Your task: Copy every line of the entries below without any changes.

Element placement data:
────────────────────────────────────────

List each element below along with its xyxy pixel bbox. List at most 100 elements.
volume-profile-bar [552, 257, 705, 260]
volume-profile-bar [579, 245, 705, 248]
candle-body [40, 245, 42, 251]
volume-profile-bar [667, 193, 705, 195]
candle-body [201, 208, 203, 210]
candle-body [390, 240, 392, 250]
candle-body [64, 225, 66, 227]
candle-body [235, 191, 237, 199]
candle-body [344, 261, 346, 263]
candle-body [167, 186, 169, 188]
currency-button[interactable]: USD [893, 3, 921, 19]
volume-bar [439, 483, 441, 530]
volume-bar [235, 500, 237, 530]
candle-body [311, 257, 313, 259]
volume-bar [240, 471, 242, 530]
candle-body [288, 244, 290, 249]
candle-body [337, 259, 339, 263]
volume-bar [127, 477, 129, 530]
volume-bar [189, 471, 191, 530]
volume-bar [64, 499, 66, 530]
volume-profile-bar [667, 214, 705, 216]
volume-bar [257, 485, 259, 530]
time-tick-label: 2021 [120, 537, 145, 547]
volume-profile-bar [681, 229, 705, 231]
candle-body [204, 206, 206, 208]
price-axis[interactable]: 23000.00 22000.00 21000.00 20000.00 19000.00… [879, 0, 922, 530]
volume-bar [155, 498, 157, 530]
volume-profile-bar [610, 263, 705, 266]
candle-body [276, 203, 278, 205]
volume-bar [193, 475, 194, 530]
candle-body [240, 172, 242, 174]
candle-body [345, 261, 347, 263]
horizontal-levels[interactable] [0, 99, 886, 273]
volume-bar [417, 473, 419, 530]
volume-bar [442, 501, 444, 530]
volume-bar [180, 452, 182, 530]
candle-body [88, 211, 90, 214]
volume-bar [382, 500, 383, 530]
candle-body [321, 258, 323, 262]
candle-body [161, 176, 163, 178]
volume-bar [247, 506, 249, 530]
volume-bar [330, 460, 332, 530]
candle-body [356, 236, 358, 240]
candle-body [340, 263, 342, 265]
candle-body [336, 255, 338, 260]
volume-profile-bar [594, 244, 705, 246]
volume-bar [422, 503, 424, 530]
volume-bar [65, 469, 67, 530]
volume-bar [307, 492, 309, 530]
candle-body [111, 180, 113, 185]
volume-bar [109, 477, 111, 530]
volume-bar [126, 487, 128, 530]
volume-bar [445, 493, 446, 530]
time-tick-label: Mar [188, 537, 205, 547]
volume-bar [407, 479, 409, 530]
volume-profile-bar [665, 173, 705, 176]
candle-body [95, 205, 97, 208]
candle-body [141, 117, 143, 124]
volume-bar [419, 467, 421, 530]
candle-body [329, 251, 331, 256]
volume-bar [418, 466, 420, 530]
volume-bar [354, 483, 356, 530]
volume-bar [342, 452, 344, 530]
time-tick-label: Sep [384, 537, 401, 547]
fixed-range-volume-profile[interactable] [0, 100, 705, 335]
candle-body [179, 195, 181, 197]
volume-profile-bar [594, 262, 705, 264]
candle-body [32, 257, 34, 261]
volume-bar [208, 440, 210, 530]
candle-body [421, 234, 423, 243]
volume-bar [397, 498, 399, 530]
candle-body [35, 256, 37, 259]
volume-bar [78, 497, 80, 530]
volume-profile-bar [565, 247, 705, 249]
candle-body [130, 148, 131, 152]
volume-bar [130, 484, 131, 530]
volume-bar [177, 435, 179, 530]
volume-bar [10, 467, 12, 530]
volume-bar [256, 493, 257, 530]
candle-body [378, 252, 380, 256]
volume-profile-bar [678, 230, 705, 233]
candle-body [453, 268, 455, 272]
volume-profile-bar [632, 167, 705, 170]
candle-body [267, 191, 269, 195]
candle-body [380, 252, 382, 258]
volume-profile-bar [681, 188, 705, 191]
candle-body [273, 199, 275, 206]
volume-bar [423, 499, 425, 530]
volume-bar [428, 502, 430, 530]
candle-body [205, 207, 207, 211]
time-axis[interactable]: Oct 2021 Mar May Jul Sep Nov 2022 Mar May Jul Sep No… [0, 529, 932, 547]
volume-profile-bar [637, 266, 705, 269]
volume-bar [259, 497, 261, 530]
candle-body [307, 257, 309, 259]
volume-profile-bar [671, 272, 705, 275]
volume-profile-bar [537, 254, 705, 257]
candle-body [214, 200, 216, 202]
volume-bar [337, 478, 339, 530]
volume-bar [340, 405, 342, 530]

────────────────────────────────────────

Task output:
List each element below along with its xyxy pixel bbox. List at most 100 elements.
volume-profile-bar [552, 257, 705, 260]
volume-profile-bar [579, 245, 705, 248]
candle-body [40, 245, 42, 251]
volume-profile-bar [667, 193, 705, 195]
candle-body [201, 208, 203, 210]
candle-body [390, 240, 392, 250]
candle-body [64, 225, 66, 227]
candle-body [235, 191, 237, 199]
candle-body [344, 261, 346, 263]
candle-body [167, 186, 169, 188]
currency-button[interactable]: USD [893, 3, 921, 19]
volume-bar [439, 483, 441, 530]
volume-bar [235, 500, 237, 530]
candle-body [311, 257, 313, 259]
volume-bar [240, 471, 242, 530]
candle-body [288, 244, 290, 249]
candle-body [337, 259, 339, 263]
volume-bar [127, 477, 129, 530]
volume-bar [189, 471, 191, 530]
volume-bar [64, 499, 66, 530]
volume-profile-bar [667, 214, 705, 216]
volume-bar [257, 485, 259, 530]
time-tick-label: 2021 [120, 537, 145, 547]
volume-profile-bar [681, 229, 705, 231]
candle-body [204, 206, 206, 208]
price-axis[interactable]: 23000.00 22000.00 21000.00 20000.00 19000.00… [879, 0, 922, 530]
volume-bar [155, 498, 157, 530]
volume-profile-bar [610, 263, 705, 266]
candle-body [276, 203, 278, 205]
volume-bar [193, 475, 194, 530]
candle-body [240, 172, 242, 174]
candle-body [345, 261, 347, 263]
horizontal-levels[interactable] [0, 99, 886, 273]
volume-bar [417, 473, 419, 530]
volume-bar [442, 501, 444, 530]
volume-bar [180, 452, 182, 530]
candle-body [88, 211, 90, 214]
volume-bar [382, 500, 383, 530]
candle-body [321, 258, 323, 262]
candle-body [161, 176, 163, 178]
volume-bar [247, 506, 249, 530]
volume-bar [330, 460, 332, 530]
candle-body [356, 236, 358, 240]
candle-body [340, 263, 342, 265]
candle-body [336, 255, 338, 260]
volume-profile-bar [594, 244, 705, 246]
volume-bar [422, 503, 424, 530]
volume-bar [65, 469, 67, 530]
volume-bar [307, 492, 309, 530]
candle-body [111, 180, 113, 185]
volume-bar [109, 477, 111, 530]
volume-bar [126, 487, 128, 530]
volume-bar [445, 493, 446, 530]
time-tick-label: Mar [188, 537, 205, 547]
volume-bar [407, 479, 409, 530]
volume-profile-bar [665, 173, 705, 176]
candle-body [95, 205, 97, 208]
candle-body [141, 117, 143, 124]
volume-bar [419, 467, 421, 530]
candle-body [329, 251, 331, 256]
volume-bar [418, 466, 420, 530]
volume-bar [354, 483, 356, 530]
volume-bar [342, 452, 344, 530]
time-tick-label: Sep [384, 537, 401, 547]
fixed-range-volume-profile[interactable] [0, 100, 705, 335]
candle-body [179, 195, 181, 197]
volume-profile-bar [594, 262, 705, 264]
candle-body [32, 257, 34, 261]
volume-bar [208, 440, 210, 530]
candle-body [421, 234, 423, 243]
volume-bar [397, 498, 399, 530]
candle-body [35, 256, 37, 259]
volume-bar [78, 497, 80, 530]
volume-profile-bar [565, 247, 705, 249]
candle-body [130, 148, 131, 152]
volume-bar [130, 484, 131, 530]
volume-bar [177, 435, 179, 530]
volume-bar [10, 467, 12, 530]
volume-bar [256, 493, 257, 530]
candle-body [378, 252, 380, 256]
volume-profile-bar [678, 230, 705, 233]
candle-body [453, 268, 455, 272]
volume-profile-bar [632, 167, 705, 170]
candle-body [267, 191, 269, 195]
candle-body [380, 252, 382, 258]
volume-profile-bar [681, 188, 705, 191]
candle-body [273, 199, 275, 206]
volume-bar [423, 499, 425, 530]
volume-bar [428, 502, 430, 530]
candle-body [205, 207, 207, 211]
time-axis[interactable]: Oct 2021 Mar May Jul Sep Nov 2022 Mar May Jul Sep No… [0, 529, 932, 547]
volume-profile-bar [637, 266, 705, 269]
volume-bar [259, 497, 261, 530]
candle-body [307, 257, 309, 259]
volume-profile-bar [671, 272, 705, 275]
volume-profile-bar [537, 254, 705, 257]
candle-body [214, 200, 216, 202]
volume-bar [337, 478, 339, 530]
volume-bar [340, 405, 342, 530]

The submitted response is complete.